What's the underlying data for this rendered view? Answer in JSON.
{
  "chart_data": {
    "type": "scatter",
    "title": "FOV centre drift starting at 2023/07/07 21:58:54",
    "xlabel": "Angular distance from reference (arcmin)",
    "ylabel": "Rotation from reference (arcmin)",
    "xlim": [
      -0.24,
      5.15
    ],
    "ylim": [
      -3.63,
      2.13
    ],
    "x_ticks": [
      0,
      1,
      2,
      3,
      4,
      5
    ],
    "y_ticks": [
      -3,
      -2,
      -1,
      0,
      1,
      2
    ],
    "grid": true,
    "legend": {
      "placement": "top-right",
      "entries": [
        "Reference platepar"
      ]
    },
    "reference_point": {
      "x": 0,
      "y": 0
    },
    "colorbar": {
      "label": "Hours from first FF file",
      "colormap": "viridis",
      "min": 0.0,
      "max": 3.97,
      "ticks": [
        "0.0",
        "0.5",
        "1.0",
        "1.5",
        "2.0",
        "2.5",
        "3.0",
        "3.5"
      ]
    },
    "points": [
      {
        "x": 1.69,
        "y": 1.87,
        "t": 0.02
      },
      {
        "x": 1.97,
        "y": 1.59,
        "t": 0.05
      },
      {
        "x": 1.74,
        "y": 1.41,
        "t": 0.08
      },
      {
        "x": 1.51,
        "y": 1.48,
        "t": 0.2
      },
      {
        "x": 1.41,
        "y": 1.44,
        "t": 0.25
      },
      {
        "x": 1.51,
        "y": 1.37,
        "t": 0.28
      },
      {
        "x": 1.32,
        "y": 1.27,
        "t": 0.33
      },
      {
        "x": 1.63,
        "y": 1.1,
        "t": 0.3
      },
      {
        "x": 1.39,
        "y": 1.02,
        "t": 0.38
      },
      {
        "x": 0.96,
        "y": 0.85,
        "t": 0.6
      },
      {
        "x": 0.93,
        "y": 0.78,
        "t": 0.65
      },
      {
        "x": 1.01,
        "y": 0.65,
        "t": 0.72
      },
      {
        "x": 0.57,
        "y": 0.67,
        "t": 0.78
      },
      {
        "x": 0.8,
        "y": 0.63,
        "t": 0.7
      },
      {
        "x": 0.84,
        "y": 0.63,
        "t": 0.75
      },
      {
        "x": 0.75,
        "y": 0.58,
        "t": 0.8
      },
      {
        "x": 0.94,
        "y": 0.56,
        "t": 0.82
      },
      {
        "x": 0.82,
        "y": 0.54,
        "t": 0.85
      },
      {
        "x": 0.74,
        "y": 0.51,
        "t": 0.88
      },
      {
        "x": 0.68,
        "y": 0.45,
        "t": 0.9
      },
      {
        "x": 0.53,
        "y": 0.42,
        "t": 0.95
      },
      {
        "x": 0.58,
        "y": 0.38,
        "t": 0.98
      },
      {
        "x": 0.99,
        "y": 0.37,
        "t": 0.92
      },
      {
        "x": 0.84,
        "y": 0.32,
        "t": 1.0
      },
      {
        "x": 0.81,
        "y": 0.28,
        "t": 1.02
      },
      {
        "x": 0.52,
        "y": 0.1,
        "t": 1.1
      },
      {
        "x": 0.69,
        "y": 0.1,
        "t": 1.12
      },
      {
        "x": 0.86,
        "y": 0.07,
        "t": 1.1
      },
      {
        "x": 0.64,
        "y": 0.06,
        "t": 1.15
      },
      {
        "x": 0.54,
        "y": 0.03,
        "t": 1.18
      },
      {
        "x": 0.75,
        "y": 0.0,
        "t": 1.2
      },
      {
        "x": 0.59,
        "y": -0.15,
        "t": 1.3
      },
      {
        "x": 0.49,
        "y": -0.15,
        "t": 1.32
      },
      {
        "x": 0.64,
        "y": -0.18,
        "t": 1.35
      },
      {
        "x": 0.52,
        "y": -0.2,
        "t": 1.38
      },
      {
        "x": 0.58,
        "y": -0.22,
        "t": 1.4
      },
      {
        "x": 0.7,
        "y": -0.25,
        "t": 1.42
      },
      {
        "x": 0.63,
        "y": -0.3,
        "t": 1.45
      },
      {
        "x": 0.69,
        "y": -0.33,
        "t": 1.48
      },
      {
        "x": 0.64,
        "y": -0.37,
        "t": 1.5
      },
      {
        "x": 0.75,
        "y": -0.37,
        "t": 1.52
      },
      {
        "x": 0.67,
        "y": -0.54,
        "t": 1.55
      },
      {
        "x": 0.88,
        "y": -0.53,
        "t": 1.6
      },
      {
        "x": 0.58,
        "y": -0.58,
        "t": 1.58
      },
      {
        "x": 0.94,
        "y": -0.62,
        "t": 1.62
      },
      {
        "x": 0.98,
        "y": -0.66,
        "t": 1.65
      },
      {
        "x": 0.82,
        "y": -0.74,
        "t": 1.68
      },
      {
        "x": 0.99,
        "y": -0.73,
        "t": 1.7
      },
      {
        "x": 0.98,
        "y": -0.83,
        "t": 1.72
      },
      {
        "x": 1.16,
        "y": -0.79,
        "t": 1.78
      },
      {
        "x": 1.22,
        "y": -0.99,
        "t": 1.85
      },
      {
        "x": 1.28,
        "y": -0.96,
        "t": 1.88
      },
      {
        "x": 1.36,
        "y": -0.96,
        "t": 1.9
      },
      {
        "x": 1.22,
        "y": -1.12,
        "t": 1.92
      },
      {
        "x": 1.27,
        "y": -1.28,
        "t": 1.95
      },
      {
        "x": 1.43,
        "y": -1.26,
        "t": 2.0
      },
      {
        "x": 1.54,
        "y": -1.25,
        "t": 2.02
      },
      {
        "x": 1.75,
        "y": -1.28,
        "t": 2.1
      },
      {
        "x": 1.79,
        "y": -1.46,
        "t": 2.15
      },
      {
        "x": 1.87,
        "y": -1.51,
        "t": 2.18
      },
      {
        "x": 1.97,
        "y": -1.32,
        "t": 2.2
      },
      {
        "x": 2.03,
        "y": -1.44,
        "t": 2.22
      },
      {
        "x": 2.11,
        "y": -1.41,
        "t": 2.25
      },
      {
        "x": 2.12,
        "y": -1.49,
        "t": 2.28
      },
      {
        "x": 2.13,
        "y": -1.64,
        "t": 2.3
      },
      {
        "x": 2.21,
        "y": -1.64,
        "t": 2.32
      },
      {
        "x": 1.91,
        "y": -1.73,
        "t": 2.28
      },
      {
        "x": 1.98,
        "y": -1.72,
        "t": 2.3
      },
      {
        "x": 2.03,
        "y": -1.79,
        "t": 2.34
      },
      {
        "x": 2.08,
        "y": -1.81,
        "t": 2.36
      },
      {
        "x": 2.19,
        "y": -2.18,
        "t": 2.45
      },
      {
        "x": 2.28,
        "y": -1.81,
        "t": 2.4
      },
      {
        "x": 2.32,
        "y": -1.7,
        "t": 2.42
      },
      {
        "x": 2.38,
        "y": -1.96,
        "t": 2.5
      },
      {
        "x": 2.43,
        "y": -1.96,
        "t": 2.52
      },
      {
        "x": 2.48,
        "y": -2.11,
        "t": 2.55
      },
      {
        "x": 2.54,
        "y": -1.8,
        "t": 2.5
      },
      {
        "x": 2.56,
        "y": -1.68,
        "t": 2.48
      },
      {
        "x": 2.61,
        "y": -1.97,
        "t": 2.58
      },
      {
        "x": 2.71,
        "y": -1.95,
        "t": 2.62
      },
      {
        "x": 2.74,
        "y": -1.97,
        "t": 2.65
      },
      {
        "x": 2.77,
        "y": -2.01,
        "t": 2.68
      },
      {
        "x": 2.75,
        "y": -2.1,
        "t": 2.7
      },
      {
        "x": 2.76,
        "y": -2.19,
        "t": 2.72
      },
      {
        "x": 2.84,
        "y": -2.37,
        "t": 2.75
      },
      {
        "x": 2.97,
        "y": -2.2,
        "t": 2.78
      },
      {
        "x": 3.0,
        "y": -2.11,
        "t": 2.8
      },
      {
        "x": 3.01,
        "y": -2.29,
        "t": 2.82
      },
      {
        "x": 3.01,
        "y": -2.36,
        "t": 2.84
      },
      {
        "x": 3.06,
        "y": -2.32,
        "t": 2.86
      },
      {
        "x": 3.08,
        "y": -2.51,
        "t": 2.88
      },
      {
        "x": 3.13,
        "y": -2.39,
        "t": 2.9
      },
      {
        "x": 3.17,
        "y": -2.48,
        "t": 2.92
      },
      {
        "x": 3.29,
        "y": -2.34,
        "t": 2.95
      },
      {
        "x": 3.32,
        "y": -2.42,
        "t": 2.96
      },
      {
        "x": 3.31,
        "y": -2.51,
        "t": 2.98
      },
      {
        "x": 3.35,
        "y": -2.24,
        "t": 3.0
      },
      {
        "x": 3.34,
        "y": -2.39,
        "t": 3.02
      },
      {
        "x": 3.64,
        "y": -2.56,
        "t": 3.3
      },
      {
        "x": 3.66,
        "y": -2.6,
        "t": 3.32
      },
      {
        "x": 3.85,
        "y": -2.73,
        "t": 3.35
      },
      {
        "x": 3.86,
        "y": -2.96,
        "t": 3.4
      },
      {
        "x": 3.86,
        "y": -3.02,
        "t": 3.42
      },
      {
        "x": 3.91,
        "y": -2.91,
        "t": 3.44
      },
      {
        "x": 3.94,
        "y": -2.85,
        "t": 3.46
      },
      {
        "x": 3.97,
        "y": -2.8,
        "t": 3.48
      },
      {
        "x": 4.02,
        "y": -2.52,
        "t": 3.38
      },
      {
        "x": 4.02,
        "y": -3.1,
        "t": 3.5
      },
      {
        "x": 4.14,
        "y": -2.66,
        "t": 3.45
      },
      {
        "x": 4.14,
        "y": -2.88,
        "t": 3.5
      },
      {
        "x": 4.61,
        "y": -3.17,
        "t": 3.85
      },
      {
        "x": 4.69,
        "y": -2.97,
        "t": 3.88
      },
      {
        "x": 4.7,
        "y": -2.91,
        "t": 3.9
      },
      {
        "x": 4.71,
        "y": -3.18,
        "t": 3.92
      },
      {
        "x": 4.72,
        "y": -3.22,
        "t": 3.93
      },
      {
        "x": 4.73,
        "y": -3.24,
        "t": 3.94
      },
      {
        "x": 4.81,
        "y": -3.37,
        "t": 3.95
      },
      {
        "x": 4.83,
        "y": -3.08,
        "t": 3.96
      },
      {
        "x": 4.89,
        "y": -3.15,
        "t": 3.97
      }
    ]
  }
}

━━━━━━━━

## GOAL
Report only the number of lines in the records that include the word "from".

## OUTPUT FOR THIS TASK
3